** START OF RAW RECORDS **

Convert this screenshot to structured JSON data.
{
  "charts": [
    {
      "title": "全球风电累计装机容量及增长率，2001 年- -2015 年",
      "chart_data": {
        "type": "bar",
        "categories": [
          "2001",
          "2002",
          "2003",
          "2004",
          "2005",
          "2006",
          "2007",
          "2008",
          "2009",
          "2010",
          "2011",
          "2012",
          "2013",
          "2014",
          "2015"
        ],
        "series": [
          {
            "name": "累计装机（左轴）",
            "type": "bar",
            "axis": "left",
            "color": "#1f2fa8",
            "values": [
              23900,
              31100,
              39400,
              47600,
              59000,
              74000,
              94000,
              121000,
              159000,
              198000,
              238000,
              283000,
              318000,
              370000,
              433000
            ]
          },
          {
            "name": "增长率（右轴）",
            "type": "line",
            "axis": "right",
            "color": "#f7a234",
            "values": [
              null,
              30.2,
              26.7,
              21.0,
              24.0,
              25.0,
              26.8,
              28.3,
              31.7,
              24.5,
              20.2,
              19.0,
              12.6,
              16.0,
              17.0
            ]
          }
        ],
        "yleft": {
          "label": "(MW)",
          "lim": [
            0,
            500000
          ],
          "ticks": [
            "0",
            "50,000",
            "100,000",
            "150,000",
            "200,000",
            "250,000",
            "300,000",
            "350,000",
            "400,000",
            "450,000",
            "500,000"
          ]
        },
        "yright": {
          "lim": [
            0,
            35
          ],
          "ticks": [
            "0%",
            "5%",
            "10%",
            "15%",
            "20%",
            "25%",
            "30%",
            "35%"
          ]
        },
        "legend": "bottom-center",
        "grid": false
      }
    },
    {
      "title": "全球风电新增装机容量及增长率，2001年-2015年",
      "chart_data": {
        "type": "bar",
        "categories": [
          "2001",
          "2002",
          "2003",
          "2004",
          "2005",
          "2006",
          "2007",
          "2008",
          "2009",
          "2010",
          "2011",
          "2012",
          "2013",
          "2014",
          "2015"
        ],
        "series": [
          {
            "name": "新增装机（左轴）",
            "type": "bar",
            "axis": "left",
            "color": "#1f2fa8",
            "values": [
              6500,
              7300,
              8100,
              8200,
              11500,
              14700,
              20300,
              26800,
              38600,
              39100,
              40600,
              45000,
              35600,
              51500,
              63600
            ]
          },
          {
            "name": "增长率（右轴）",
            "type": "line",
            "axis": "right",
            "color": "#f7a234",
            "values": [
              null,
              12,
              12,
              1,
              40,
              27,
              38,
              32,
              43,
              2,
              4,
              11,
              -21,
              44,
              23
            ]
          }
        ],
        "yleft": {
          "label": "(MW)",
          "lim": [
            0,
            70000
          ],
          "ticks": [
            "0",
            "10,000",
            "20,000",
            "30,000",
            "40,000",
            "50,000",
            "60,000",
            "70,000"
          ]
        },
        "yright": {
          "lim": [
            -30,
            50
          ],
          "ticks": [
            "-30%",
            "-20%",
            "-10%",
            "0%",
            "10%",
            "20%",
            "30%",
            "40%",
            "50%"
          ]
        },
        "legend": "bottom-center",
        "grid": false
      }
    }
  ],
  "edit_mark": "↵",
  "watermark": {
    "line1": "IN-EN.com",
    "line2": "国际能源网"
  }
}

** END OF RAW RECORDS **

Extract all of the data shown above without alteration.

CORRECT RESULT:
Convert this screenshot to structured JSON data.
{
  "charts": [
    {
      "title": "全球风电累计装机容量及增长率，2001 年- -2015 年",
      "chart_data": {
        "type": "bar",
        "categories": [
          "2001",
          "2002",
          "2003",
          "2004",
          "2005",
          "2006",
          "2007",
          "2008",
          "2009",
          "2010",
          "2011",
          "2012",
          "2013",
          "2014",
          "2015"
        ],
        "series": [
          {
            "name": "累计装机（左轴）",
            "type": "bar",
            "axis": "left",
            "color": "#1f2fa8",
            "values": [
              23900,
              31100,
              39400,
              47600,
              59000,
              74000,
              94000,
              121000,
              159000,
              198000,
              238000,
              283000,
              318000,
              370000,
              433000
            ]
          },
          {
            "name": "增长率（右轴）",
            "type": "line",
            "axis": "right",
            "color": "#f7a234",
            "values": [
              null,
              30.2,
              26.7,
              21.0,
              24.0,
              25.0,
              26.8,
              28.3,
              31.7,
              24.5,
              20.2,
              19.0,
              12.6,
              16.0,
              17.0
            ]
          }
        ],
        "yleft": {
          "label": "(MW)",
          "lim": [
            0,
            500000
          ],
          "ticks": [
            "0",
            "50,000",
            "100,000",
            "150,000",
            "200,000",
            "250,000",
            "300,000",
            "350,000",
            "400,000",
            "450,000",
            "500,000"
          ]
        },
        "yright": {
          "lim": [
            0,
            35
          ],
          "ticks": [
            "0%",
            "5%",
            "10%",
            "15%",
            "20%",
            "25%",
            "30%",
            "35%"
          ]
        },
        "legend": "bottom-center",
        "grid": false
      }
    },
    {
      "title": "全球风电新增装机容量及增长率，2001年-2015年",
      "chart_data": {
        "type": "bar",
        "categories": [
          "2001",
          "2002",
          "2003",
          "2004",
          "2005",
          "2006",
          "2007",
          "2008",
          "2009",
          "2010",
          "2011",
          "2012",
          "2013",
          "2014",
          "2015"
        ],
        "series": [
          {
            "name": "新增装机（左轴）",
            "type": "bar",
            "axis": "left",
            "color": "#1f2fa8",
            "values": [
              6500,
              7300,
              8100,
              8200,
              11500,
              14700,
              20300,
              26800,
              38600,
              39100,
              40600,
              45000,
              35600,
              51500,
              63600
            ]
          },
          {
            "name": "增长率（右轴）",
            "type": "line",
            "axis": "right",
            "color": "#f7a234",
            "values": [
              null,
              12,
              12,
              1,
              40,
              27,
              38,
              32,
              43,
              2,
              4,
              11,
              -21,
              44,
              23
            ]
          }
        ],
        "yleft": {
          "label": "(MW)",
          "lim": [
            0,
            70000
          ],
          "ticks": [
            "0",
            "10,000",
            "20,000",
            "30,000",
            "40,000",
            "50,000",
            "60,000",
            "70,000"
          ]
        },
        "yright": {
          "lim": [
            -30,
            50
          ],
          "ticks": [
            "-30%",
            "-20%",
            "-10%",
            "0%",
            "10%",
            "20%",
            "30%",
            "40%",
            "50%"
          ]
        },
        "legend": "bottom-center",
        "grid": false
      }
    }
  ],
  "edit_mark": "↵",
  "watermark": {
    "line1": "IN-EN.com",
    "line2": "国际能源网"
  }
}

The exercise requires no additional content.